> Set task:
What is the number of lines containing the word "ligeti"? Give that number alone.

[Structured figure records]
__________________________________________________

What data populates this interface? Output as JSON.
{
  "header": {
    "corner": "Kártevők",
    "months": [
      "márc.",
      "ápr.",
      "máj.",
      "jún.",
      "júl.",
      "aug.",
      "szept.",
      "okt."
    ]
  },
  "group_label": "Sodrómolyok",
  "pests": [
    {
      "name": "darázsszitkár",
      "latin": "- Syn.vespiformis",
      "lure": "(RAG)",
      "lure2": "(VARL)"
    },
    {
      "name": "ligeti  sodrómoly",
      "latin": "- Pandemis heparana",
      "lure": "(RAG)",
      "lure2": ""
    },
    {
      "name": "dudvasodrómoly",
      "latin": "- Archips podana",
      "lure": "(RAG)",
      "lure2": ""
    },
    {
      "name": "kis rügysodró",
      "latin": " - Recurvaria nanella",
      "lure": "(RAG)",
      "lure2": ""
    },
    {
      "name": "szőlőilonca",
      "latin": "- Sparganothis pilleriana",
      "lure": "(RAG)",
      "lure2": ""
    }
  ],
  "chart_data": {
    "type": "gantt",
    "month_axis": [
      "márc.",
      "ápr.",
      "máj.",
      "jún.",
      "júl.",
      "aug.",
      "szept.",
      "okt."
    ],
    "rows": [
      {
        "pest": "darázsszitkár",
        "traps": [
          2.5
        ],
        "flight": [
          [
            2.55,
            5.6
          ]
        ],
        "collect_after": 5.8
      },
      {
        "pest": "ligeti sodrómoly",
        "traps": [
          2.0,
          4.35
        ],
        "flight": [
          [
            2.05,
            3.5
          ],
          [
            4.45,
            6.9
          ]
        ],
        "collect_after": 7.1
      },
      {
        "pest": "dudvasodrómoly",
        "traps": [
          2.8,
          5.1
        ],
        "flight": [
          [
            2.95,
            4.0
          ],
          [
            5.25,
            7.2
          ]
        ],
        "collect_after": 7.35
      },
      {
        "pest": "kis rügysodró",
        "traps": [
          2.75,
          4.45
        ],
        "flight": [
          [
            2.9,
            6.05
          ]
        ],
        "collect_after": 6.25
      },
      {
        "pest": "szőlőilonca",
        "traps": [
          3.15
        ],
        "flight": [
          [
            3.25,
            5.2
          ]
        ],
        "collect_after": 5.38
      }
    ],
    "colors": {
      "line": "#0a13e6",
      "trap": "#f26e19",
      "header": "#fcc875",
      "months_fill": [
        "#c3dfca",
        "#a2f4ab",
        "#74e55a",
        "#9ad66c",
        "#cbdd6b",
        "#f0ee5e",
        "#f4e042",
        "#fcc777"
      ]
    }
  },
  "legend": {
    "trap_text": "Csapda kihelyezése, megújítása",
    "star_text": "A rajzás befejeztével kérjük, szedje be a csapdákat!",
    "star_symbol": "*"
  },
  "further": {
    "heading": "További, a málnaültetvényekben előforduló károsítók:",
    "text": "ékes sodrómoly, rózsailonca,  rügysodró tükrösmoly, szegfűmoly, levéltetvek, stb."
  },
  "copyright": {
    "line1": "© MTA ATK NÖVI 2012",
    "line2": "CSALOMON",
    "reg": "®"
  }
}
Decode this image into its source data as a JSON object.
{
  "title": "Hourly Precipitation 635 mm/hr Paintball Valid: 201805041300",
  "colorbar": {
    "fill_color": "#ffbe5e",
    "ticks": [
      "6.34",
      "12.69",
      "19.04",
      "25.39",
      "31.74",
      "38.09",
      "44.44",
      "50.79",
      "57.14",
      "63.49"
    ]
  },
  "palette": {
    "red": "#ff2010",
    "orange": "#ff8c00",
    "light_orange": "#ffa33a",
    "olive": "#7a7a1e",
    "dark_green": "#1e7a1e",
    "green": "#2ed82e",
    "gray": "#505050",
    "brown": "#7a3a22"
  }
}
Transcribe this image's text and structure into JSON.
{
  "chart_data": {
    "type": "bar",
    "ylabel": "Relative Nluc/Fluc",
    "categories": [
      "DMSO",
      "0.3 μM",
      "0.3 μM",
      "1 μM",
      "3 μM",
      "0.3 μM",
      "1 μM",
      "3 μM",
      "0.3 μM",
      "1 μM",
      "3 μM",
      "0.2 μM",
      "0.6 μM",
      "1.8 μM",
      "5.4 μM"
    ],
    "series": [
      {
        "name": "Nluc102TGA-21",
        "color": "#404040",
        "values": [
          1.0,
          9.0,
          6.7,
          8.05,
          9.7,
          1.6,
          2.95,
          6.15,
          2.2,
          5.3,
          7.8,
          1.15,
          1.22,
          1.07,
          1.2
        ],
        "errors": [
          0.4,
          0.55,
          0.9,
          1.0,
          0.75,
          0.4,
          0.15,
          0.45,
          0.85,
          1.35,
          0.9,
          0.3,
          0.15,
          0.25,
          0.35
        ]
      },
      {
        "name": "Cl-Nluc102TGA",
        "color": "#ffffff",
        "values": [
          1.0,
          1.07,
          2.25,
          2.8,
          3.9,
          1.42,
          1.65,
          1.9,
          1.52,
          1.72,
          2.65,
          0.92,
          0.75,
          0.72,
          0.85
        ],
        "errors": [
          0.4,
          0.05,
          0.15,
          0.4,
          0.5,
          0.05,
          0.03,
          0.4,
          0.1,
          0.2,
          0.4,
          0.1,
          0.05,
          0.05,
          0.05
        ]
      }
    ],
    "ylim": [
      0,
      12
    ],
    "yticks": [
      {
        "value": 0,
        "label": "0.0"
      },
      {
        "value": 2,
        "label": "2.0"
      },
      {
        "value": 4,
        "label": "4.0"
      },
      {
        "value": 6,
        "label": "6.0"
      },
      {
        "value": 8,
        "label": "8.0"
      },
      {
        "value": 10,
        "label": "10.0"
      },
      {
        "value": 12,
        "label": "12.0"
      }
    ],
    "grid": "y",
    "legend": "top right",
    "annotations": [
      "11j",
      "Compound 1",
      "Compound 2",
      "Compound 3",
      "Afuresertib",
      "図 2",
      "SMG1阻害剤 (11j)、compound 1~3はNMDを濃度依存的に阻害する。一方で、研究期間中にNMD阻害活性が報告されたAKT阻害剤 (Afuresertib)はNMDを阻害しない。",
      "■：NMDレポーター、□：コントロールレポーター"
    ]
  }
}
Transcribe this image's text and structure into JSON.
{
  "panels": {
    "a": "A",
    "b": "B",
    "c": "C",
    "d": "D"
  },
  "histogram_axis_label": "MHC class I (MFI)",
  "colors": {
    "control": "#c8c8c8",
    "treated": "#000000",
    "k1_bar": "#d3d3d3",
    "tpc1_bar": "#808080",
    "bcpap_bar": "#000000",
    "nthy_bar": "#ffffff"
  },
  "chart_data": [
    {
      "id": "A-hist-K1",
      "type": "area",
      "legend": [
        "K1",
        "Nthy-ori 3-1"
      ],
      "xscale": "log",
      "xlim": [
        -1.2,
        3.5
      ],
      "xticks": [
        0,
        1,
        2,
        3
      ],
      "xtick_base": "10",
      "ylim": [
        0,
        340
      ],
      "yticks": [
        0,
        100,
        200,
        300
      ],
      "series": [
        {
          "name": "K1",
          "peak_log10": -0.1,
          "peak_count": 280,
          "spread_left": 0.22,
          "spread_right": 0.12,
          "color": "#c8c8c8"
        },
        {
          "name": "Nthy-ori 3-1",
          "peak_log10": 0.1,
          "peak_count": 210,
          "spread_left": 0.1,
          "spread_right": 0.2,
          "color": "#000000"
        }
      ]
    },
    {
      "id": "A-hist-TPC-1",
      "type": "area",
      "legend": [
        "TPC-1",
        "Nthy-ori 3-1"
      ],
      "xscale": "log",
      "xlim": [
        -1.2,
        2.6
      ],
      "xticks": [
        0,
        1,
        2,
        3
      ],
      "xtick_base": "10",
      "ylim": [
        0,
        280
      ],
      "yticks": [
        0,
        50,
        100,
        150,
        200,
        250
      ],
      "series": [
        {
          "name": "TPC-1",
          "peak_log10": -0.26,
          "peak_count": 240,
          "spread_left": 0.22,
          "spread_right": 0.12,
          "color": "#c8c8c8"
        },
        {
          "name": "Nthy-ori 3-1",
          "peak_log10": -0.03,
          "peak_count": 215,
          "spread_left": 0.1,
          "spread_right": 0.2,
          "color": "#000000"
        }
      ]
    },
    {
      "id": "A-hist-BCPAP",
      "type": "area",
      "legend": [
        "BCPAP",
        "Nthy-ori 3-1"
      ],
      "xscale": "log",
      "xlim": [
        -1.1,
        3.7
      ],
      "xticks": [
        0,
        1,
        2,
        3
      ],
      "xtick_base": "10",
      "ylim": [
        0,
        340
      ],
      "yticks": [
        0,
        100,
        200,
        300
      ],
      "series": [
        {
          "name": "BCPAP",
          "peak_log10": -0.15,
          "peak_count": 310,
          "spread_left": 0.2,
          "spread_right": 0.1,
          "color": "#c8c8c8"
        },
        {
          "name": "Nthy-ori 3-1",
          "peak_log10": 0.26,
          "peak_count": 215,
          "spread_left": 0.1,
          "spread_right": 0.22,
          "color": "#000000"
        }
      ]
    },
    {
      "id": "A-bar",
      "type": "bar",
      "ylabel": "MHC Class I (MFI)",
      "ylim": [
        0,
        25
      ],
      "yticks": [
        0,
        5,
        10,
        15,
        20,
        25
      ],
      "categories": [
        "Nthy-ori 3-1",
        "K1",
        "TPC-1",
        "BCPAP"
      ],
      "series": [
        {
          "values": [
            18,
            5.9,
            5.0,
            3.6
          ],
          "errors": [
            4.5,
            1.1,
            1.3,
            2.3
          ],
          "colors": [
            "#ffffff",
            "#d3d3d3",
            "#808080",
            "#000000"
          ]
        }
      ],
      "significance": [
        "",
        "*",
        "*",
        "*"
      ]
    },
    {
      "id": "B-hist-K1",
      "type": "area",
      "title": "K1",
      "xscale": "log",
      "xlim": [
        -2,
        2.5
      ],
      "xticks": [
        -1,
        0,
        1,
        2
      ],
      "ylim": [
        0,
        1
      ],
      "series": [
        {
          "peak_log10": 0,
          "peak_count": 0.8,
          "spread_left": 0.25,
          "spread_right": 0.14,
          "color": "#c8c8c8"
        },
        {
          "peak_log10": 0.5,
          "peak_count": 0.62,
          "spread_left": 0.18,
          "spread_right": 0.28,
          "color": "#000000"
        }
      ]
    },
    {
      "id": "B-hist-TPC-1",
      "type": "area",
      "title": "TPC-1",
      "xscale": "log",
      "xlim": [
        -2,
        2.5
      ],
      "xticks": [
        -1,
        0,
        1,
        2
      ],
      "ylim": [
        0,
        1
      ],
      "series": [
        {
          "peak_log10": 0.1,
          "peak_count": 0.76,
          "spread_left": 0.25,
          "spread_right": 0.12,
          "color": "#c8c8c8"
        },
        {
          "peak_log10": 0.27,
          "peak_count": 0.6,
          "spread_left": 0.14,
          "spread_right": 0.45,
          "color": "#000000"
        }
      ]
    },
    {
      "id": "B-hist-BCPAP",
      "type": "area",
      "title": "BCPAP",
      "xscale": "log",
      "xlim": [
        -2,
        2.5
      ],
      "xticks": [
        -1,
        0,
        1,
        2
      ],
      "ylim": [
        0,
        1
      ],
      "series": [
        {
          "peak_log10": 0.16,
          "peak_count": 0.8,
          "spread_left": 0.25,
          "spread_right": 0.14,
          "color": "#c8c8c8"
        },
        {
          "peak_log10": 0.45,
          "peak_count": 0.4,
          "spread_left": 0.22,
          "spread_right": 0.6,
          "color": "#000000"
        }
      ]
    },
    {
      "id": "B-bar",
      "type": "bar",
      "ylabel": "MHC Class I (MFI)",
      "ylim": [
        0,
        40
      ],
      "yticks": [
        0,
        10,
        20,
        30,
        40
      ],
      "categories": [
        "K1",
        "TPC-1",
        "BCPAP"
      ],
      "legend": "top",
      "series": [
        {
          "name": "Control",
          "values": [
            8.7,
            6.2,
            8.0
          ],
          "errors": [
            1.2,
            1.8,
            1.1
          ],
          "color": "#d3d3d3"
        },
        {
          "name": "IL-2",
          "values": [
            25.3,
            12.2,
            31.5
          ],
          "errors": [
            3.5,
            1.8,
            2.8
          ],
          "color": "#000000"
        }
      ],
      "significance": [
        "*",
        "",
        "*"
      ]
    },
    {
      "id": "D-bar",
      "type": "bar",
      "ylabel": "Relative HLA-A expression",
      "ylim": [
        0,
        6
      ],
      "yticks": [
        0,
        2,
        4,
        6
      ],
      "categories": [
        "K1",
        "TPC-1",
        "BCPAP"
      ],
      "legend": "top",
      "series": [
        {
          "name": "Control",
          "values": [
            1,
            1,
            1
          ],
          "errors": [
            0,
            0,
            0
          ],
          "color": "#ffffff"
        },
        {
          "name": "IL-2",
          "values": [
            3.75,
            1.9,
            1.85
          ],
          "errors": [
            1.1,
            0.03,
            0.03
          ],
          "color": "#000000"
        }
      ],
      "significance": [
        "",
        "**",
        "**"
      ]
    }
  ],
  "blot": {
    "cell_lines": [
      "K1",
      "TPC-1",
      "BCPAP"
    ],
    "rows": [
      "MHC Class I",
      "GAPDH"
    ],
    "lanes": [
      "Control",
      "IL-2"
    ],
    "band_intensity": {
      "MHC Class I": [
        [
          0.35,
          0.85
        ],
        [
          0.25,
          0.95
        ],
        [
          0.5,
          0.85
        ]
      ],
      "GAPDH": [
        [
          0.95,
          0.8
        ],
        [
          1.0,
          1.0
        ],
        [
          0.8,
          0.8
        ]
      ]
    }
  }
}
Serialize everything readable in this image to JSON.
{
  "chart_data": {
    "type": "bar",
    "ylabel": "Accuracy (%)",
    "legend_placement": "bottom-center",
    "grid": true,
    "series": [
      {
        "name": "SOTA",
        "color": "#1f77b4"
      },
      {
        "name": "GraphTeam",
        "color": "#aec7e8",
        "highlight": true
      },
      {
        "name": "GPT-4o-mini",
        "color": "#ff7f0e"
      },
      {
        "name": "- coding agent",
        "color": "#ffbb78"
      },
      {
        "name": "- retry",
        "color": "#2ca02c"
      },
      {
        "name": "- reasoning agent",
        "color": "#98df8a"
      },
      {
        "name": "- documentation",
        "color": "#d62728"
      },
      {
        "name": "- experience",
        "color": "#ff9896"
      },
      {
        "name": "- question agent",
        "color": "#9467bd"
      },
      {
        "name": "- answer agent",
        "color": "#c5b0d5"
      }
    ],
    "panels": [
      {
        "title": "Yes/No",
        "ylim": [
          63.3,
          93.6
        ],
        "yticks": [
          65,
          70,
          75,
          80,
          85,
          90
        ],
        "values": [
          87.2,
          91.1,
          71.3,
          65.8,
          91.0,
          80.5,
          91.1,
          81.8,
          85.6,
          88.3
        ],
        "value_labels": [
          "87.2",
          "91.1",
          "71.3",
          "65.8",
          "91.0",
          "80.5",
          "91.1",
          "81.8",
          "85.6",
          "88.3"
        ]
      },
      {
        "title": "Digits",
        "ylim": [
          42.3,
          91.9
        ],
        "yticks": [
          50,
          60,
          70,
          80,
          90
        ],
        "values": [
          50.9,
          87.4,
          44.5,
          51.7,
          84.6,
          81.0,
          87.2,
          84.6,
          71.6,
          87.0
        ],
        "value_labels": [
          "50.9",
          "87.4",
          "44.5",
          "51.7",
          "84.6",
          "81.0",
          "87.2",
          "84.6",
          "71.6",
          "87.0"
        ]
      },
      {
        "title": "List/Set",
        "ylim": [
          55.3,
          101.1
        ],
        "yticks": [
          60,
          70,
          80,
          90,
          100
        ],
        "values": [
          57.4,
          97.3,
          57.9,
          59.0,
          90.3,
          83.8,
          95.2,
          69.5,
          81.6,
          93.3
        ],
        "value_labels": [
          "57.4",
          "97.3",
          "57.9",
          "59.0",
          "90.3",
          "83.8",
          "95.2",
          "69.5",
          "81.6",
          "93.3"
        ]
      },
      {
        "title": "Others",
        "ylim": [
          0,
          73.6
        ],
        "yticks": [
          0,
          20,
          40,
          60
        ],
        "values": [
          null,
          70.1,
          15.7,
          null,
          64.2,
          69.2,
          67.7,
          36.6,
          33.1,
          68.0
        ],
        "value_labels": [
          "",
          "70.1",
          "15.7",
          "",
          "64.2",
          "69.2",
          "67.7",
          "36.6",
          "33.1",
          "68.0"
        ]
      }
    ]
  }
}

__________________________________________________

> Exercise result:
2